Exercises to complete:
a) List each defined term that the legal proceedings note introduces in its final paragraph.
b) Under the legal proceedings note, what conditions must both be met for the Company to record an accrual for a loss?
c) Extend the legal proceedings note beyond its final sentence.

Given text:
## Begin
5. Legal Proceedings

When the Company becomes aware of a claim or potential claim, the Company assesses the likelihood of any loss or exposure. The Company discloses information regarding each material claim where the likelihood of a loss contingency is probable or reasonably possible. If a loss contingency is probable and the amount of the loss can be reasonably estimated, the Company records an accrual for the loss. In such cases, there may be an exposure to potential loss in excess of the amount accrued. Where a loss is not probable but is reasonably possible or where a loss in excess of the amount accrued is reasonably possible, the Company discloses an estimate of the amount of the loss or range of possible losses for the claim if a reasonable estimate can be made, unless the amount of such reasonably possible losses is not material to the Company’s financial position, results of operations or cash flows. Unless otherwise stated below, for each of the matters described below, the Company has either recorded an accrual for losses that are probable and reasonably estimable or has determined that, while a loss is reasonably possible (including potential losses in excess of the amounts accrued by the Company), a reasonable estimate of the amount of loss or range of possible losses with respect to the claim or in excess of amounts already accrued by the Company cannot be made. The ability to predict the ultimate outcome of such matters involves judgments, estimates and inherent uncertainties. The actual outcome of such matters could differ materially from management’s estimates.

Solely for purposes of this footnote, “WD” refers to Western Digital Corporation or one or more of its subsidiaries prior to the acquisition of HGST, “HGST” refers to HGST or one or more of its subsidiaries as of the Closing Date, and “the Company” refers to Western Digital Corporation and all of its subsidiaries on a consolidated basis including HGST.
## End
Data segment:
## Begin
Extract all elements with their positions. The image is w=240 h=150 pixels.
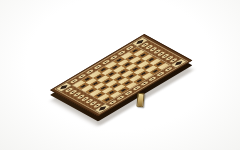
## End
Responses for each task:
a) "WD", "HGST", "the Company"

b) The loss contingency must be probable, and the amount of the loss must be reasonably estimable.

c)
Intellectual Property Litigation

On June 20, 2008, plaintiff Convolve, Inc. (“Convolve”) filed a complaint in the Eastern District of Texas against WD, HGST, and one other company alleging infringement of U.S. Patent Nos. 6,314,473 and 4,916,635. The complaint sought unspecified monetary damages and injunctive relief. On October 10, 2008, Convolve amended its complaint to allege infringement of only the ‘473 patent. The ‘473 patent allegedly relates to interface technology to select between certain modes of a disk drive’s operations relating to speed and noise. A trial in the matter began on July 18, 2011 and concluded on July 26, 2011 with a verdict against WD and HGST in an amount that is not material to the Company’s financial position, results of operations or cash flows. WD and HGST have filed post-trial motions challenging the verdict and will evaluate their options for appeal after the court rules on the post-trial motions.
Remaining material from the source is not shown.